Find the number of lines containing the string "TANDEM" in the data. Answer with the number by itself.
━━━ RECORDS
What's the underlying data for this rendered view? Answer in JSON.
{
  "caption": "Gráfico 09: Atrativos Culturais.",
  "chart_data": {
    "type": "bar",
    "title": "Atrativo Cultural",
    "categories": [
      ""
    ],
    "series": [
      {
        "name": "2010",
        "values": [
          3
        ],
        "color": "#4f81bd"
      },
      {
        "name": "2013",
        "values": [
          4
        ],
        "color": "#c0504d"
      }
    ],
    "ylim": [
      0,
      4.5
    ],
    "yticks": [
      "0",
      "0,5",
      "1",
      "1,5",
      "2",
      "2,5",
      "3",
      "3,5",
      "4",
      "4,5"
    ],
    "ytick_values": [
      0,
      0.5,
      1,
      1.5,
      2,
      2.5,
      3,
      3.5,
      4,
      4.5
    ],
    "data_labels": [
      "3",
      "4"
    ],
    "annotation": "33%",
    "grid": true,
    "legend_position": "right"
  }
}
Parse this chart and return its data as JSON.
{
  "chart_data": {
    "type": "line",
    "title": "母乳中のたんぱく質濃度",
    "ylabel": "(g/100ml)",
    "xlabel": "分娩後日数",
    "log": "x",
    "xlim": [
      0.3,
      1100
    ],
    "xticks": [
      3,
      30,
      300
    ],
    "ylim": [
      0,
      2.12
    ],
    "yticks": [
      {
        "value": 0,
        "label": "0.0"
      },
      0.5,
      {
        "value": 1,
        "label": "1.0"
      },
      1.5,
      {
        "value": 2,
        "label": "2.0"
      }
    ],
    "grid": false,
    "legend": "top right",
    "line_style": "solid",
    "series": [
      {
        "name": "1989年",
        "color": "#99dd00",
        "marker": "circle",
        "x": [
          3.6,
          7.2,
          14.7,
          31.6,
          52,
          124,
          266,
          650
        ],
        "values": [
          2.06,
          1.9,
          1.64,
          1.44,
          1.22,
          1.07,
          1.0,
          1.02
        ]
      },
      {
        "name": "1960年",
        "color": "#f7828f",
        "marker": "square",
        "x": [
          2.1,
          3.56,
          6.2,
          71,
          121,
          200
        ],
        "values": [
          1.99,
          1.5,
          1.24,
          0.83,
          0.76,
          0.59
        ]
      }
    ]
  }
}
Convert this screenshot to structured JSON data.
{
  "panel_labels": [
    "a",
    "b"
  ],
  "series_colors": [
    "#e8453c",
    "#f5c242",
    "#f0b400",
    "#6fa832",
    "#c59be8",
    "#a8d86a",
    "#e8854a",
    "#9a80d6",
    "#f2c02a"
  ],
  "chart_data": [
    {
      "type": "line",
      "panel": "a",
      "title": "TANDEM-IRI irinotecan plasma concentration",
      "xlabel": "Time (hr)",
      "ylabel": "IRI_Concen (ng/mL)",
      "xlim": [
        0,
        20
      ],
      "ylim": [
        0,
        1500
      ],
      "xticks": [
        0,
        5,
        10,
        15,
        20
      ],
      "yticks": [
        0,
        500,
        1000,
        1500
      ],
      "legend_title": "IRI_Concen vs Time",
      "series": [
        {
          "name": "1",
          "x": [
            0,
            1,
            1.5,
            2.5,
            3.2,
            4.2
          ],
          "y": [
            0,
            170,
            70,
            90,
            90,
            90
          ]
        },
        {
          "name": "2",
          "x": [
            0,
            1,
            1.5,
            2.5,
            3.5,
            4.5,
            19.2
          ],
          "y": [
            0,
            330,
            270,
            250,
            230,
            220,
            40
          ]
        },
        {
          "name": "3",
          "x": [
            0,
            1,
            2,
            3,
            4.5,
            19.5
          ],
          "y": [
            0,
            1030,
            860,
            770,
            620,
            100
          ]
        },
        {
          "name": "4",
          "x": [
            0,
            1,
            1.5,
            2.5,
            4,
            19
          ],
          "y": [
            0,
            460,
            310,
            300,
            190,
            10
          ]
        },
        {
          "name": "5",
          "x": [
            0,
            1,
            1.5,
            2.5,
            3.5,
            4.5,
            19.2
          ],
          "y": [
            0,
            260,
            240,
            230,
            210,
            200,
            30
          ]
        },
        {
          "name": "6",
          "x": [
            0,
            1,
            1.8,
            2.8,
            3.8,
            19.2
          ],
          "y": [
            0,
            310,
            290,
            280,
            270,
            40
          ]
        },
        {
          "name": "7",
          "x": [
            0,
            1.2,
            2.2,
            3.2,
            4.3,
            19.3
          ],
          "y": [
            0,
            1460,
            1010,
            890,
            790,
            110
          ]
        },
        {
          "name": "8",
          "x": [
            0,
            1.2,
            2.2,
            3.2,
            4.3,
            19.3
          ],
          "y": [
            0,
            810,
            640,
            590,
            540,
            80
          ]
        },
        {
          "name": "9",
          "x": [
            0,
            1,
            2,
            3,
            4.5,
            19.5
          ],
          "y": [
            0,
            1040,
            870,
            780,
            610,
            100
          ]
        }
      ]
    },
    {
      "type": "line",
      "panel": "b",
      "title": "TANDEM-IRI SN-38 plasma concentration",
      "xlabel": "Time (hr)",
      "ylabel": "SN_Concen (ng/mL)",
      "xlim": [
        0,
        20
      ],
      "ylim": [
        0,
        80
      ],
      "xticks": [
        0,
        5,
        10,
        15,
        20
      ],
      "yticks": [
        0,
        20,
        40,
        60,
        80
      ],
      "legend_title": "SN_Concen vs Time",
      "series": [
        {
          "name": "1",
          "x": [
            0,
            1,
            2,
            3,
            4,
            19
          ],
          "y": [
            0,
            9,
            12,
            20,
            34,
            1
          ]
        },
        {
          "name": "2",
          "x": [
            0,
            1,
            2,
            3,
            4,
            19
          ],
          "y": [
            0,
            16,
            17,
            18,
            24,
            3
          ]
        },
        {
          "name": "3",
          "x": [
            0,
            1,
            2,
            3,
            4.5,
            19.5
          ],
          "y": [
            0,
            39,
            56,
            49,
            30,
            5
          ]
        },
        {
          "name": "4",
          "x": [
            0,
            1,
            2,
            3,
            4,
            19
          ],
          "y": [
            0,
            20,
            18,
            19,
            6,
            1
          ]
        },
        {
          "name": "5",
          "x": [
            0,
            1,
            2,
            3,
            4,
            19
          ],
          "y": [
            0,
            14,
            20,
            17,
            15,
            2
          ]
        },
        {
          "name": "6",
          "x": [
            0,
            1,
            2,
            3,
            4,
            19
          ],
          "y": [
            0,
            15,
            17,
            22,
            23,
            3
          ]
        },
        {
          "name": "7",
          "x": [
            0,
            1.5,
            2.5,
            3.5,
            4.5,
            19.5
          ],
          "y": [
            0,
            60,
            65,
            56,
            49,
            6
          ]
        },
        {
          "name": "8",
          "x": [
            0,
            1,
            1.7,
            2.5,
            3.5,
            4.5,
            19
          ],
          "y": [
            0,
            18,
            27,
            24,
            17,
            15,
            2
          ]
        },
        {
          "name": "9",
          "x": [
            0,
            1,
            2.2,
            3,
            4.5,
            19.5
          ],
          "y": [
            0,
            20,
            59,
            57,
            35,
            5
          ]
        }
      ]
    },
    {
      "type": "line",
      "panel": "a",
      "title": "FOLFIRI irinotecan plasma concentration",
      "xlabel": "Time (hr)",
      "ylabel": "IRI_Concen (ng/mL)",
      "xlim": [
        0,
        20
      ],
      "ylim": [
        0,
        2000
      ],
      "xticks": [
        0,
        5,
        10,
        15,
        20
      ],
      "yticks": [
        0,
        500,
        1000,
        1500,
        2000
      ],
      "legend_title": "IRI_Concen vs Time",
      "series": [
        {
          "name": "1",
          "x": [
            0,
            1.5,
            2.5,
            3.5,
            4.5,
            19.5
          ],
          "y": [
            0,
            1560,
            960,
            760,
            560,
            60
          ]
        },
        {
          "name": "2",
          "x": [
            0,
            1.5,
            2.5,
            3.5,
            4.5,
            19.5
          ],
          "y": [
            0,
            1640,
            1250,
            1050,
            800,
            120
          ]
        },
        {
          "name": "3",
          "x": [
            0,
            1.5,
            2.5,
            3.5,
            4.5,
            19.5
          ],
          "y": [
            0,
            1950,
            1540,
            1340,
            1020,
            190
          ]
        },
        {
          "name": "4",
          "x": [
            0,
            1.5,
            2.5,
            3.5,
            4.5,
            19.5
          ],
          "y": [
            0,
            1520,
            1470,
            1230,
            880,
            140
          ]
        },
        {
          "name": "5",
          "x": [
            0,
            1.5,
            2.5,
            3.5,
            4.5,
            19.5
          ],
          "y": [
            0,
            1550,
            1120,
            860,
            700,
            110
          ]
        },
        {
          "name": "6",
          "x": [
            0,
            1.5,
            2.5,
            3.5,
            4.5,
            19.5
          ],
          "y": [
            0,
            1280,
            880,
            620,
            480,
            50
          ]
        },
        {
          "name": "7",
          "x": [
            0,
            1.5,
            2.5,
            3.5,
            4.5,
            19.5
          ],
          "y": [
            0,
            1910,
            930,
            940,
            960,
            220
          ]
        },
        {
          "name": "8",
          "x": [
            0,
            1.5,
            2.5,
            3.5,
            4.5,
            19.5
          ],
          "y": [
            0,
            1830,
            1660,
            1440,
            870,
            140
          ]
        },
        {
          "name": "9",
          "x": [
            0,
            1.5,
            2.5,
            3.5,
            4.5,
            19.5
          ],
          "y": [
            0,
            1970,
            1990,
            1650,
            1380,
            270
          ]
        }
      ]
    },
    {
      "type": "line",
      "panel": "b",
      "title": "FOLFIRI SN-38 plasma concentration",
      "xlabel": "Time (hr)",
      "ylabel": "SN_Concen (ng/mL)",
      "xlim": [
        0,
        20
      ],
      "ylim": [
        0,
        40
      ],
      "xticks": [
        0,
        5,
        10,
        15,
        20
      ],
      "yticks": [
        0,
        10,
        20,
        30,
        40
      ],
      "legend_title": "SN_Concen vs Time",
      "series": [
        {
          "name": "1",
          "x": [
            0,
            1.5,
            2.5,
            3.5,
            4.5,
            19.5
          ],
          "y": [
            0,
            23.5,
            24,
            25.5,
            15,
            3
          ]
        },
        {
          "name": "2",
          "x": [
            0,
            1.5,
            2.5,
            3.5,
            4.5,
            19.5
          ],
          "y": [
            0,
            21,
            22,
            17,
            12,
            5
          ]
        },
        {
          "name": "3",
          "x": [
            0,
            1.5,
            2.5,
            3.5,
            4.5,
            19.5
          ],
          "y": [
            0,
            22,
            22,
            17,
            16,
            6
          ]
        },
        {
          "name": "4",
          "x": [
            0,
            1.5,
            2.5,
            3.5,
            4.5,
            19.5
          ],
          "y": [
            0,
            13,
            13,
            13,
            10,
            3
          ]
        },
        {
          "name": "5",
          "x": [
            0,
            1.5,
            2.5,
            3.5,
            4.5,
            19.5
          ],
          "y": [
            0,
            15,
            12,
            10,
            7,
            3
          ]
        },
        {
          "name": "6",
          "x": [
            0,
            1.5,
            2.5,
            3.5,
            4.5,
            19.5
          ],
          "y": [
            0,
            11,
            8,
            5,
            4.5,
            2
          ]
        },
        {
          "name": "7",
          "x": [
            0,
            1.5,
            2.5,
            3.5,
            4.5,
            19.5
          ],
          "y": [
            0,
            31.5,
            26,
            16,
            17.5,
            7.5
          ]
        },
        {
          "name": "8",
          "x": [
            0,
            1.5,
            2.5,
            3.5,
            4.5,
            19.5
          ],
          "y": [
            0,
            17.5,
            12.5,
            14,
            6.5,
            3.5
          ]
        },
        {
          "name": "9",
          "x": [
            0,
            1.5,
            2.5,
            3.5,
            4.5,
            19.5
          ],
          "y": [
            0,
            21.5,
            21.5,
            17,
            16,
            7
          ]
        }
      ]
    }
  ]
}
━━━━━━
#### [TASK RESULT]
2